BEGIN
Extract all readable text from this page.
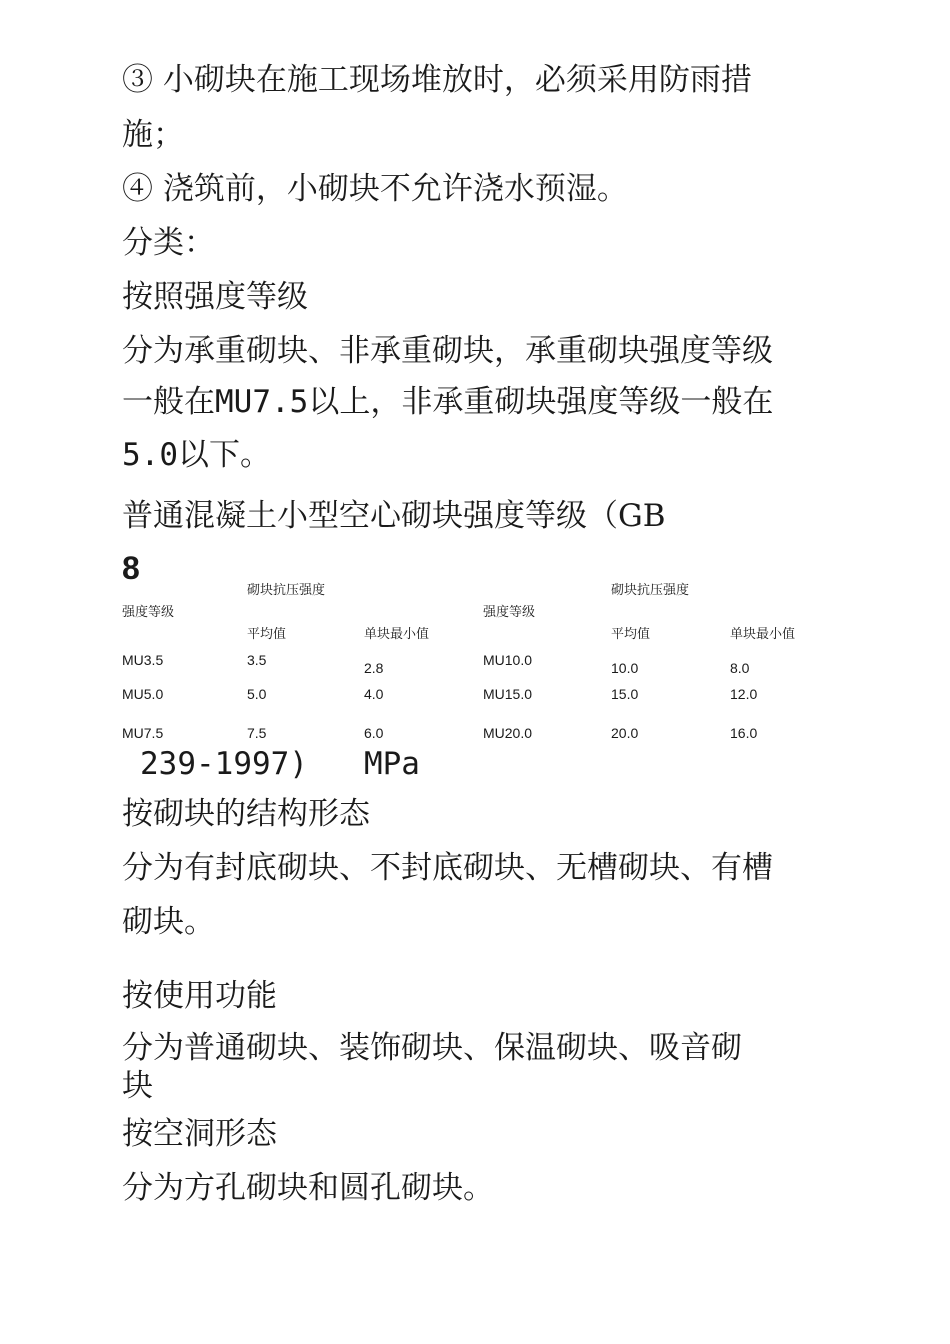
③ 小砌块在施工现场堆放时，必须采用防雨措
施；
④ 浇筑前，小砌块不允许浇水预湿。
分类：
按照强度等级
分为承重砌块、非承重砌块，承重砌块强度等级
一般在MU7.5以上，非承重砌块强度等级一般在
5.0以下。
普通混凝土小型空心砌块强度等级（GB
8
砌块抗压强度
强度等级
平均值	单块最小值
MU3.5	3.5	2.8
MU5.0	5.0	4.0
MU7.5	7.5	6.0
砌块抗压强度
强度等级
平均值	单块最小值
MU10.0	10.0	8.0
MU15.0	15.0	12.0
MU20.0	20.0	16.0
239-1997)   MPa
按砌块的结构形态
分为有封底砌块、不封底砌块、无槽砌块、有槽
砌块。
按使用功能
分为普通砌块、装饰砌块、保温砌块、吸音砌
块
按空洞形态
分为方孔砌块和圆孔砌块。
END
Your task: Repeat the entries exactly. Pictures are excluded from the copy.

Correct result:
Extract all readable text from this page.
③ 小砌块在施工现场堆放时，必须采用防雨措
施；
④ 浇筑前，小砌块不允许浇水预湿。
分类：
按照强度等级
分为承重砌块、非承重砌块，承重砌块强度等级
一般在MU7.5以上，非承重砌块强度等级一般在
5.0以下。
普通混凝土小型空心砌块强度等级（GB
8
砌块抗压强度
强度等级
平均值	单块最小值
MU3.5	3.5	2.8
MU5.0	5.0	4.0
MU7.5	7.5	6.0
砌块抗压强度
强度等级
平均值	单块最小值
MU10.0	10.0	8.0
MU15.0	15.0	12.0
MU20.0	20.0	16.0
239-1997)   MPa
按砌块的结构形态
分为有封底砌块、不封底砌块、无槽砌块、有槽
砌块。
按使用功能
分为普通砌块、装饰砌块、保温砌块、吸音砌
块
按空洞形态
分为方孔砌块和圆孔砌块。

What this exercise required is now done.